__Task description__
Retype each record below word for word. Leave the pictures out.

BEGIN Records to process

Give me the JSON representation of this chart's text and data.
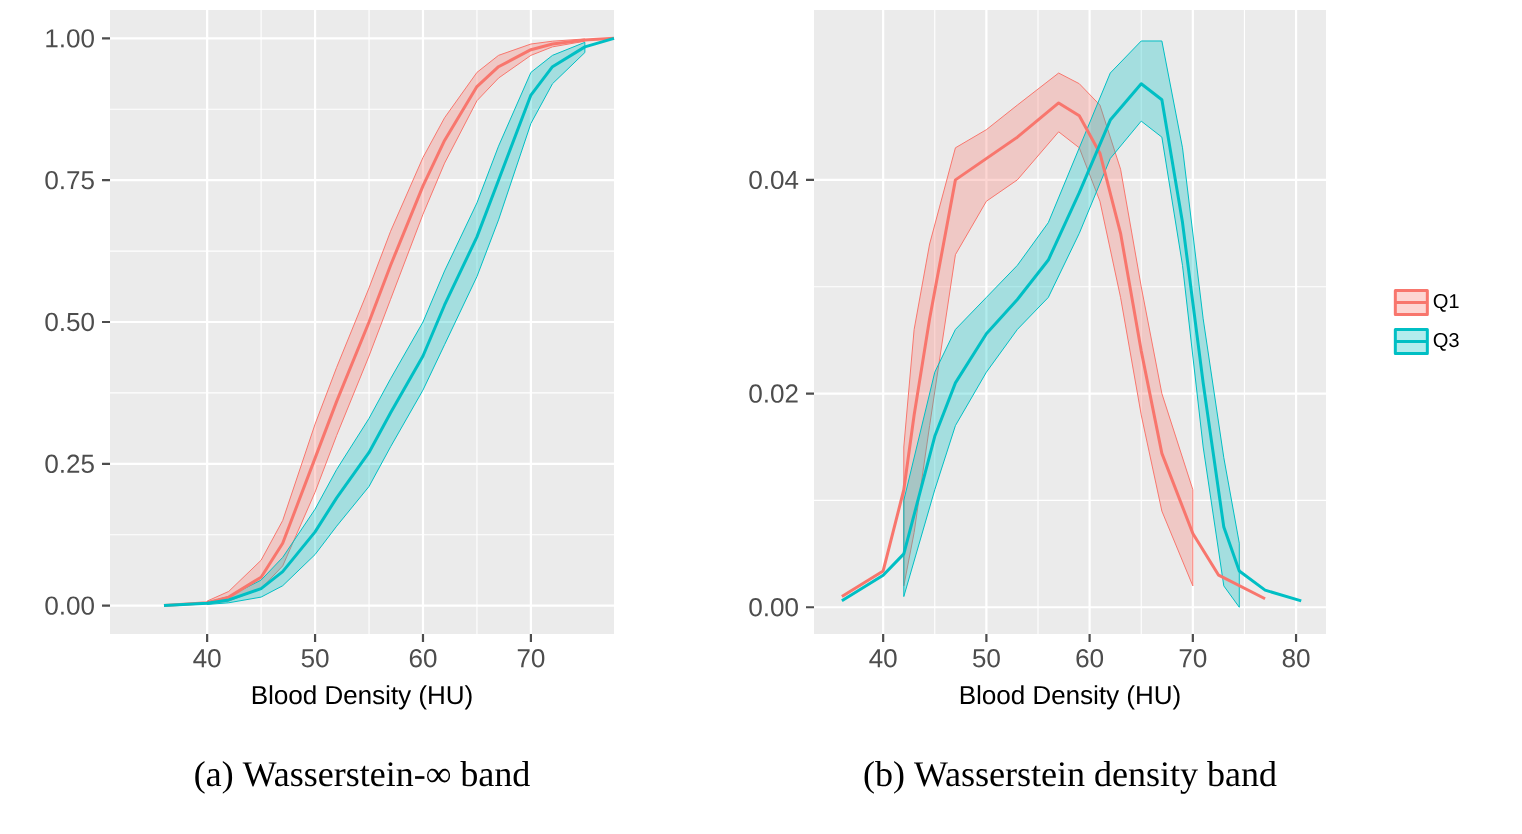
{
  "chart_data": [
    {
      "type": "line",
      "xlabel": "Blood Density (HU)",
      "annotations": [
        "(a) Wasserstein-∞ band"
      ],
      "xlim": [
        31,
        77.7
      ],
      "ylim": [
        -0.05,
        1.05
      ],
      "xticks": [
        40,
        50,
        60,
        70
      ],
      "yticks": [
        {
          "value": 0,
          "label": "0.00"
        },
        {
          "value": 0.25,
          "label": "0.25"
        },
        {
          "value": 0.5,
          "label": "0.50"
        },
        {
          "value": 0.75,
          "label": "0.75"
        },
        {
          "value": 1,
          "label": "1.00"
        }
      ],
      "grid": true,
      "series": [
        {
          "color": "#f8766d",
          "x": [
            36,
            40,
            42,
            45,
            47,
            50,
            52,
            55,
            57,
            60,
            62,
            65,
            67,
            70,
            72,
            75,
            77.7
          ],
          "values": [
            0,
            0.005,
            0.015,
            0.05,
            0.11,
            0.26,
            0.36,
            0.5,
            0.6,
            0.74,
            0.82,
            0.915,
            0.95,
            0.98,
            0.99,
            0.997,
            1
          ],
          "lower": [
            null,
            0.003,
            0.008,
            0.03,
            0.07,
            0.2,
            0.3,
            0.44,
            0.54,
            0.69,
            0.78,
            0.89,
            0.93,
            0.97,
            0.985,
            0.995,
            null
          ],
          "upper": [
            null,
            0.008,
            0.025,
            0.08,
            0.15,
            0.32,
            0.42,
            0.56,
            0.66,
            0.79,
            0.86,
            0.94,
            0.97,
            0.99,
            0.995,
            0.999,
            null
          ]
        },
        {
          "color": "#00bfc4",
          "x": [
            36,
            40,
            42,
            45,
            47,
            50,
            52,
            55,
            57,
            60,
            62,
            65,
            67,
            70,
            72,
            75,
            77.7
          ],
          "values": [
            0,
            0.004,
            0.01,
            0.03,
            0.06,
            0.13,
            0.19,
            0.27,
            0.34,
            0.44,
            0.53,
            0.65,
            0.75,
            0.9,
            0.95,
            0.985,
            1
          ],
          "lower": [
            null,
            0.002,
            0.005,
            0.015,
            0.035,
            0.09,
            0.14,
            0.21,
            0.28,
            0.38,
            0.46,
            0.58,
            0.68,
            0.85,
            0.92,
            0.975,
            null
          ],
          "upper": [
            null,
            0.006,
            0.016,
            0.045,
            0.085,
            0.17,
            0.24,
            0.33,
            0.4,
            0.5,
            0.59,
            0.71,
            0.81,
            0.94,
            0.97,
            0.993,
            null
          ]
        }
      ]
    },
    {
      "type": "line",
      "xlabel": "Blood Density (HU)",
      "annotations": [
        "(b) Wasserstein density band"
      ],
      "xlim": [
        33.3,
        82.9
      ],
      "ylim": [
        -0.0025,
        0.0559
      ],
      "xticks": [
        40,
        50,
        60,
        70,
        80
      ],
      "yticks": [
        {
          "value": 0,
          "label": "0.00"
        },
        {
          "value": 0.02,
          "label": "0.02"
        },
        {
          "value": 0.04,
          "label": "0.04"
        }
      ],
      "grid": true,
      "legend": "right",
      "series": [
        {
          "name": "Q1",
          "color": "#f8766d",
          "x": [
            36,
            40,
            42,
            43,
            44.5,
            47,
            50,
            53,
            57,
            59,
            61,
            63,
            65,
            67,
            70,
            72.5,
            77
          ],
          "values": [
            0.001,
            0.0034,
            0.011,
            0.018,
            0.027,
            0.04,
            0.042,
            0.044,
            0.0472,
            0.046,
            0.0425,
            0.035,
            0.024,
            0.0144,
            0.0069,
            0.003,
            0.0008
          ],
          "lower": [
            null,
            null,
            0.002,
            0.007,
            0.017,
            0.033,
            0.038,
            0.04,
            0.0445,
            0.043,
            0.038,
            0.029,
            0.018,
            0.009,
            0.002,
            null,
            null
          ],
          "upper": [
            null,
            null,
            0.015,
            0.026,
            0.034,
            0.043,
            0.0447,
            0.047,
            0.05,
            0.049,
            0.047,
            0.041,
            0.03,
            0.02,
            0.011,
            null,
            null
          ]
        },
        {
          "name": "Q3",
          "color": "#00bfc4",
          "x": [
            36,
            40,
            42,
            45,
            47,
            50,
            53,
            56,
            59,
            62,
            65,
            67,
            69,
            71,
            73,
            74.5,
            77,
            80.5
          ],
          "values": [
            0.0006,
            0.003,
            0.005,
            0.016,
            0.021,
            0.0256,
            0.0288,
            0.0325,
            0.0388,
            0.0456,
            0.049,
            0.0475,
            0.036,
            0.021,
            0.0075,
            0.0034,
            0.0016,
            0.0006
          ],
          "lower": [
            null,
            null,
            0.001,
            0.011,
            0.017,
            0.022,
            0.026,
            0.029,
            0.035,
            0.042,
            0.0455,
            0.044,
            0.032,
            0.015,
            0.002,
            0,
            null,
            null
          ],
          "upper": [
            null,
            null,
            0.01,
            0.022,
            0.026,
            0.029,
            0.032,
            0.036,
            0.043,
            0.05,
            0.053,
            0.053,
            0.043,
            0.027,
            0.014,
            0.006,
            null,
            null
          ]
        }
      ]
    }
  ]
}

END Records to process

__Final result__
Give me the JSON representation of this chart's text and data.
{
  "chart_data": [
    {
      "type": "line",
      "xlabel": "Blood Density (HU)",
      "annotations": [
        "(a) Wasserstein-∞ band"
      ],
      "xlim": [
        31,
        77.7
      ],
      "ylim": [
        -0.05,
        1.05
      ],
      "xticks": [
        40,
        50,
        60,
        70
      ],
      "yticks": [
        {
          "value": 0,
          "label": "0.00"
        },
        {
          "value": 0.25,
          "label": "0.25"
        },
        {
          "value": 0.5,
          "label": "0.50"
        },
        {
          "value": 0.75,
          "label": "0.75"
        },
        {
          "value": 1,
          "label": "1.00"
        }
      ],
      "grid": true,
      "series": [
        {
          "color": "#f8766d",
          "x": [
            36,
            40,
            42,
            45,
            47,
            50,
            52,
            55,
            57,
            60,
            62,
            65,
            67,
            70,
            72,
            75,
            77.7
          ],
          "values": [
            0,
            0.005,
            0.015,
            0.05,
            0.11,
            0.26,
            0.36,
            0.5,
            0.6,
            0.74,
            0.82,
            0.915,
            0.95,
            0.98,
            0.99,
            0.997,
            1
          ],
          "lower": [
            null,
            0.003,
            0.008,
            0.03,
            0.07,
            0.2,
            0.3,
            0.44,
            0.54,
            0.69,
            0.78,
            0.89,
            0.93,
            0.97,
            0.985,
            0.995,
            null
          ],
          "upper": [
            null,
            0.008,
            0.025,
            0.08,
            0.15,
            0.32,
            0.42,
            0.56,
            0.66,
            0.79,
            0.86,
            0.94,
            0.97,
            0.99,
            0.995,
            0.999,
            null
          ]
        },
        {
          "color": "#00bfc4",
          "x": [
            36,
            40,
            42,
            45,
            47,
            50,
            52,
            55,
            57,
            60,
            62,
            65,
            67,
            70,
            72,
            75,
            77.7
          ],
          "values": [
            0,
            0.004,
            0.01,
            0.03,
            0.06,
            0.13,
            0.19,
            0.27,
            0.34,
            0.44,
            0.53,
            0.65,
            0.75,
            0.9,
            0.95,
            0.985,
            1
          ],
          "lower": [
            null,
            0.002,
            0.005,
            0.015,
            0.035,
            0.09,
            0.14,
            0.21,
            0.28,
            0.38,
            0.46,
            0.58,
            0.68,
            0.85,
            0.92,
            0.975,
            null
          ],
          "upper": [
            null,
            0.006,
            0.016,
            0.045,
            0.085,
            0.17,
            0.24,
            0.33,
            0.4,
            0.5,
            0.59,
            0.71,
            0.81,
            0.94,
            0.97,
            0.993,
            null
          ]
        }
      ]
    },
    {
      "type": "line",
      "xlabel": "Blood Density (HU)",
      "annotations": [
        "(b) Wasserstein density band"
      ],
      "xlim": [
        33.3,
        82.9
      ],
      "ylim": [
        -0.0025,
        0.0559
      ],
      "xticks": [
        40,
        50,
        60,
        70,
        80
      ],
      "yticks": [
        {
          "value": 0,
          "label": "0.00"
        },
        {
          "value": 0.02,
          "label": "0.02"
        },
        {
          "value": 0.04,
          "label": "0.04"
        }
      ],
      "grid": true,
      "legend": "right",
      "series": [
        {
          "name": "Q1",
          "color": "#f8766d",
          "x": [
            36,
            40,
            42,
            43,
            44.5,
            47,
            50,
            53,
            57,
            59,
            61,
            63,
            65,
            67,
            70,
            72.5,
            77
          ],
          "values": [
            0.001,
            0.0034,
            0.011,
            0.018,
            0.027,
            0.04,
            0.042,
            0.044,
            0.0472,
            0.046,
            0.0425,
            0.035,
            0.024,
            0.0144,
            0.0069,
            0.003,
            0.0008
          ],
          "lower": [
            null,
            null,
            0.002,
            0.007,
            0.017,
            0.033,
            0.038,
            0.04,
            0.0445,
            0.043,
            0.038,
            0.029,
            0.018,
            0.009,
            0.002,
            null,
            null
          ],
          "upper": [
            null,
            null,
            0.015,
            0.026,
            0.034,
            0.043,
            0.0447,
            0.047,
            0.05,
            0.049,
            0.047,
            0.041,
            0.03,
            0.02,
            0.011,
            null,
            null
          ]
        },
        {
          "name": "Q3",
          "color": "#00bfc4",
          "x": [
            36,
            40,
            42,
            45,
            47,
            50,
            53,
            56,
            59,
            62,
            65,
            67,
            69,
            71,
            73,
            74.5,
            77,
            80.5
          ],
          "values": [
            0.0006,
            0.003,
            0.005,
            0.016,
            0.021,
            0.0256,
            0.0288,
            0.0325,
            0.0388,
            0.0456,
            0.049,
            0.0475,
            0.036,
            0.021,
            0.0075,
            0.0034,
            0.0016,
            0.0006
          ],
          "lower": [
            null,
            null,
            0.001,
            0.011,
            0.017,
            0.022,
            0.026,
            0.029,
            0.035,
            0.042,
            0.0455,
            0.044,
            0.032,
            0.015,
            0.002,
            0,
            null,
            null
          ],
          "upper": [
            null,
            null,
            0.01,
            0.022,
            0.026,
            0.029,
            0.032,
            0.036,
            0.043,
            0.05,
            0.053,
            0.053,
            0.043,
            0.027,
            0.014,
            0.006,
            null,
            null
          ]
        }
      ]
    }
  ]
}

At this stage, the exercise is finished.